** Begin Extracted records **

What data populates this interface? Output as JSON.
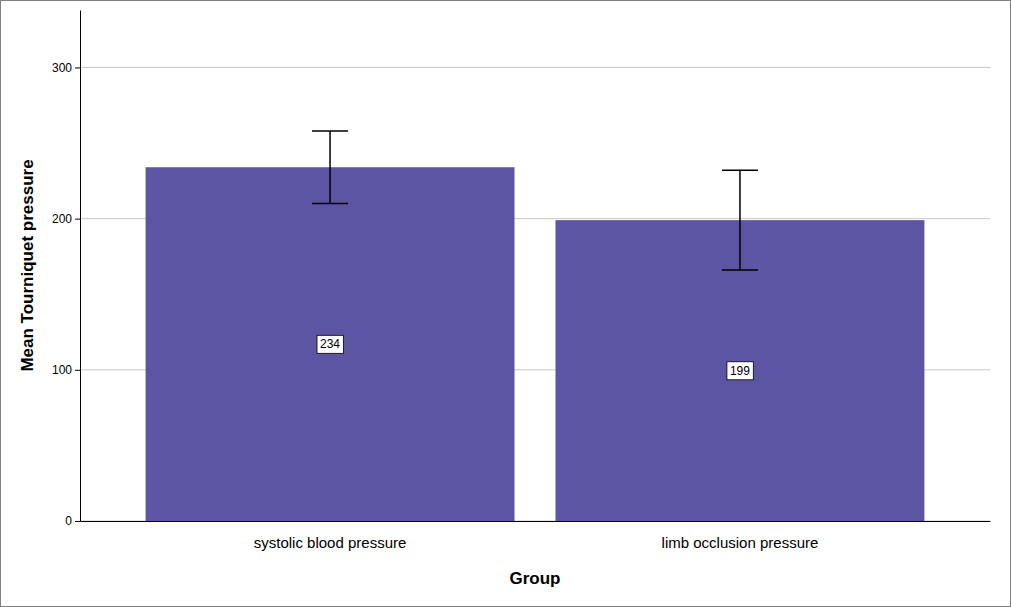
{
  "chart_data": {
    "type": "bar",
    "categories": [
      "systolic blood pressure",
      "limb occlusion pressure"
    ],
    "values": [
      234,
      199
    ],
    "errors": [
      24,
      33
    ],
    "color": "#5b55a3",
    "x_label": "Group",
    "y_label": "Mean Tourniquet pressure",
    "ylim": [
      0,
      338
    ],
    "yticks": [
      0,
      100,
      200,
      300
    ],
    "grid": true,
    "data_labels": true
  }
}
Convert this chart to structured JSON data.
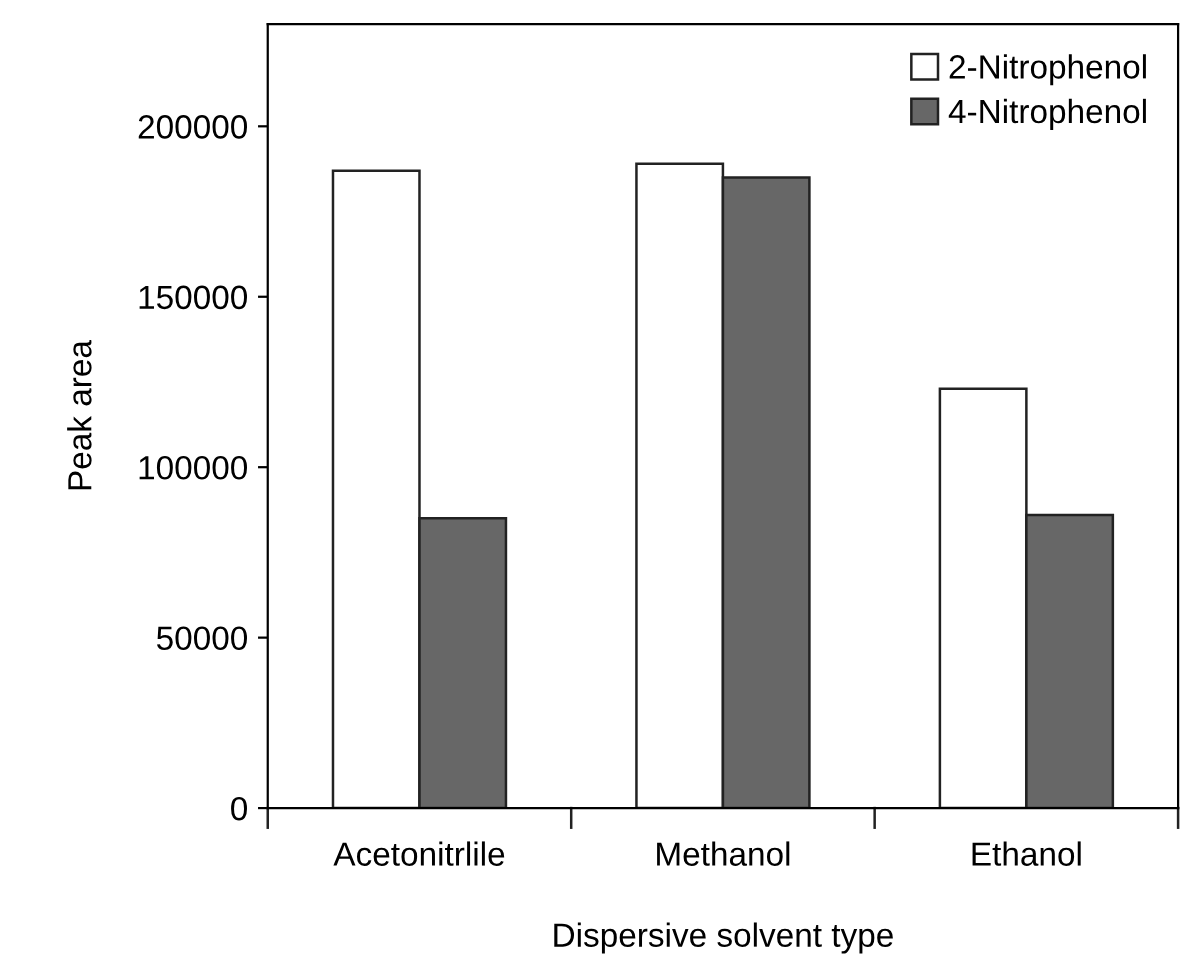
{
  "chart_data": {
    "type": "bar",
    "xlabel": "Dispersive solvent type",
    "ylabel": "Peak area",
    "categories": [
      "Acetonitrlile",
      "Methanol",
      "Ethanol"
    ],
    "series": [
      {
        "name": "2-Nitrophenol",
        "color": "#ffffff",
        "values": [
          187000,
          189000,
          123000
        ]
      },
      {
        "name": "4-Nitrophenol",
        "color": "#676767",
        "values": [
          85000,
          185000,
          86000
        ]
      }
    ],
    "ylim": [
      0,
      230000
    ],
    "yticks": [
      0,
      50000,
      100000,
      150000,
      200000
    ],
    "grid": false,
    "legend": "top right"
  }
}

** End Extracted records **

**Written exercise:**
From the records above, copy every line that holds the word "name".

**Task solution:**
        "name": "2-Nitrophenol",
        "name": "4-Nitrophenol",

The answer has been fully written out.